GIVEN PROBLEM:
Give the number of lines in the records below that include "соблюдения", and nothing more.

[Items from a dataset]
⁂

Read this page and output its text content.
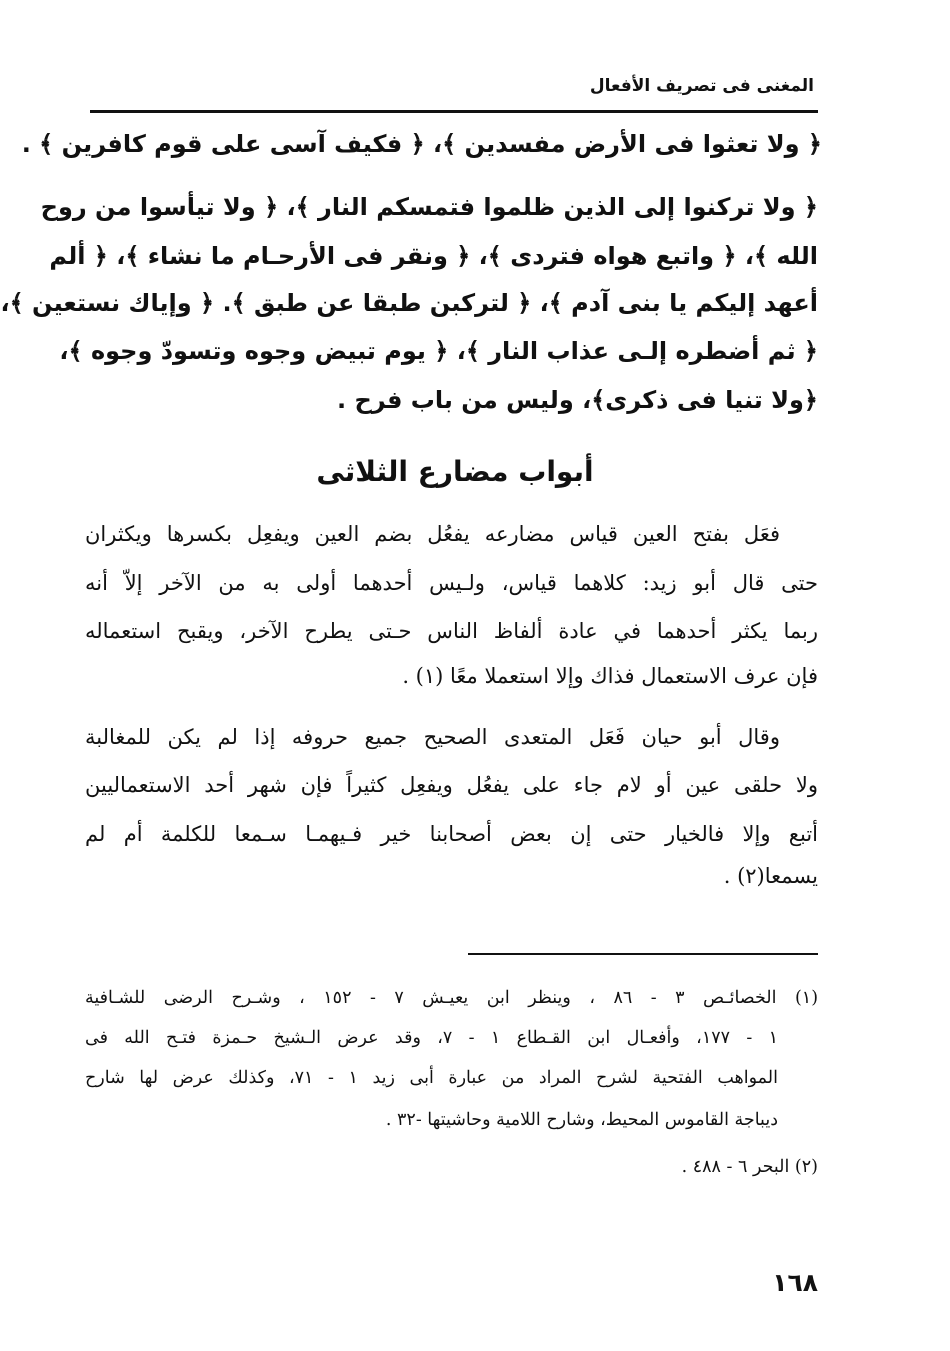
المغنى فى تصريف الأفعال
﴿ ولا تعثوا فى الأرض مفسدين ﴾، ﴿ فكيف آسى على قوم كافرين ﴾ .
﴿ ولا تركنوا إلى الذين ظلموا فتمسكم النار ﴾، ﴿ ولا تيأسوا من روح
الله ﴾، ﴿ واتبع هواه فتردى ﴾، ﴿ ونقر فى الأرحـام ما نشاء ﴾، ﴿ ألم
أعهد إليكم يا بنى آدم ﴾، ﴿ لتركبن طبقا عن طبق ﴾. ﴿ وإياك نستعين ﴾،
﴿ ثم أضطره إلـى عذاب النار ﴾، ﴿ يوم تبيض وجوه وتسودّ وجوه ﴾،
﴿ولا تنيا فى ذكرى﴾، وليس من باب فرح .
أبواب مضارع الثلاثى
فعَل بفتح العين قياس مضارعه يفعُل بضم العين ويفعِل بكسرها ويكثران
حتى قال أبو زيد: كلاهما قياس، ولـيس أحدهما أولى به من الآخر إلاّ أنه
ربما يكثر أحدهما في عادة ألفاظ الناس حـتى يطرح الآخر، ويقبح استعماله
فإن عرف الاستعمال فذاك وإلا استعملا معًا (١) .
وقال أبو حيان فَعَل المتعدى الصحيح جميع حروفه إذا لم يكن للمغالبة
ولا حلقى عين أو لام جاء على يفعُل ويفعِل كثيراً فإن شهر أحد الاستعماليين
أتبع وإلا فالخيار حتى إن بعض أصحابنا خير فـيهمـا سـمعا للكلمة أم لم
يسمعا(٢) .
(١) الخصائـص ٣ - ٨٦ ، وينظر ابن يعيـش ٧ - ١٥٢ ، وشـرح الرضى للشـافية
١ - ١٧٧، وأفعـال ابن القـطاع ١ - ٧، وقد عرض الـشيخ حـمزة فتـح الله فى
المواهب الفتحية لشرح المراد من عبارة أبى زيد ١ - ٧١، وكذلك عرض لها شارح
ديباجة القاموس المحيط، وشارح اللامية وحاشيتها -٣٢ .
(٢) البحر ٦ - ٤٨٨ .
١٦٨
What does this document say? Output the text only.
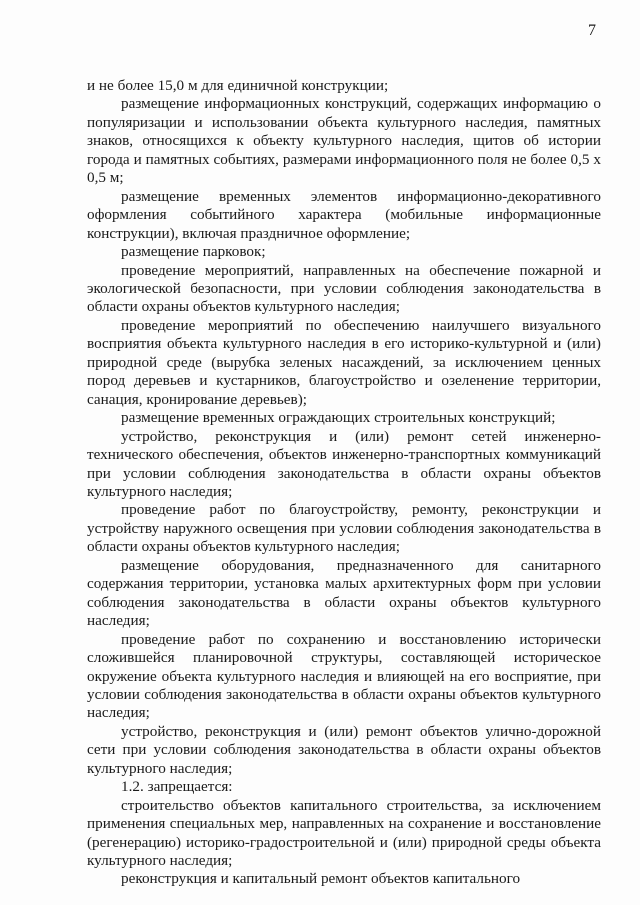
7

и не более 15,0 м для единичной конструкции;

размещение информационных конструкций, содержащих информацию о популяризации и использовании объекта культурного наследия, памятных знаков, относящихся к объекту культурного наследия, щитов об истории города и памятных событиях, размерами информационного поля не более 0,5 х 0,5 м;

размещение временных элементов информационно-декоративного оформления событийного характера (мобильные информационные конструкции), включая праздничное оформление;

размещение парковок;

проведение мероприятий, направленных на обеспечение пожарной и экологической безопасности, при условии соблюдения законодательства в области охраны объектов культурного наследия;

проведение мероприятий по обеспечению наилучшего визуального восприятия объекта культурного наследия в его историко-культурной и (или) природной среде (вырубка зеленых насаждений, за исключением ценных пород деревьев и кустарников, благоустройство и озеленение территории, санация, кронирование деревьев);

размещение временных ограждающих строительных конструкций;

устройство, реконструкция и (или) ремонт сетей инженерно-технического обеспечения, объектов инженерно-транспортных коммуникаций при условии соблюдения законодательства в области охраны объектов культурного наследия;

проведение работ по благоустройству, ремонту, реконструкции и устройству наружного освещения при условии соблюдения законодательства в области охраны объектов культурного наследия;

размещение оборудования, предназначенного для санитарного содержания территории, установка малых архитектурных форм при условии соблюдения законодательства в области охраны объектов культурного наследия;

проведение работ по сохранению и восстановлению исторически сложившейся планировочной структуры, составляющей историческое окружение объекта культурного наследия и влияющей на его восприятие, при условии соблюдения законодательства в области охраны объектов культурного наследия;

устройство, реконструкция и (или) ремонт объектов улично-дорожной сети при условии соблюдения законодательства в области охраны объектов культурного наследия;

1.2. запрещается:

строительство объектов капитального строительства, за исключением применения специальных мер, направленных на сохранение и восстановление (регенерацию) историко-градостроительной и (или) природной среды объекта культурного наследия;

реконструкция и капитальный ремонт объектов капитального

⁂

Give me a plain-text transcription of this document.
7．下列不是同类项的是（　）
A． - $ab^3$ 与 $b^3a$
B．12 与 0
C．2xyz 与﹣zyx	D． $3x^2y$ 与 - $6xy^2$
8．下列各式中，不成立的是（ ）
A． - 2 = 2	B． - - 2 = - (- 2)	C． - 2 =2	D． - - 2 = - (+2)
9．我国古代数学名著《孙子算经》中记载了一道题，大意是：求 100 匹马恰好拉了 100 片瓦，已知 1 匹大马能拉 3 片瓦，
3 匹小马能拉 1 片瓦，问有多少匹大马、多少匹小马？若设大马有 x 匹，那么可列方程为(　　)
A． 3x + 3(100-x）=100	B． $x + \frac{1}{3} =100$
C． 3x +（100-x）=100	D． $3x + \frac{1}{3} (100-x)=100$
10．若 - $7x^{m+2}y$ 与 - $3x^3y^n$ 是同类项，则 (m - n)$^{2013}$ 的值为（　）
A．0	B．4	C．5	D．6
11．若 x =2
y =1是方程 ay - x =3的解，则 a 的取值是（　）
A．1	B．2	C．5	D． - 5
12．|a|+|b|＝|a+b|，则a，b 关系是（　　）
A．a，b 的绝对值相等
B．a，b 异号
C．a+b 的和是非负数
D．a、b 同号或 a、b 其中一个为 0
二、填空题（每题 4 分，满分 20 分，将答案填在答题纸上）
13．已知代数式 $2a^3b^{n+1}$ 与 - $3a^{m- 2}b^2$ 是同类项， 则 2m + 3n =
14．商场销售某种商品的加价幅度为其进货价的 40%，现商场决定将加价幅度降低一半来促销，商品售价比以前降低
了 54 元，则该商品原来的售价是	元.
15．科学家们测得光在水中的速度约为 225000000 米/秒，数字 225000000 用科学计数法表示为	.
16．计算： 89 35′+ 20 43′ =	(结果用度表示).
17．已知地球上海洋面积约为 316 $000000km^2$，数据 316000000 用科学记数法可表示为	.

⁂

THE COMPLETED TASK:
6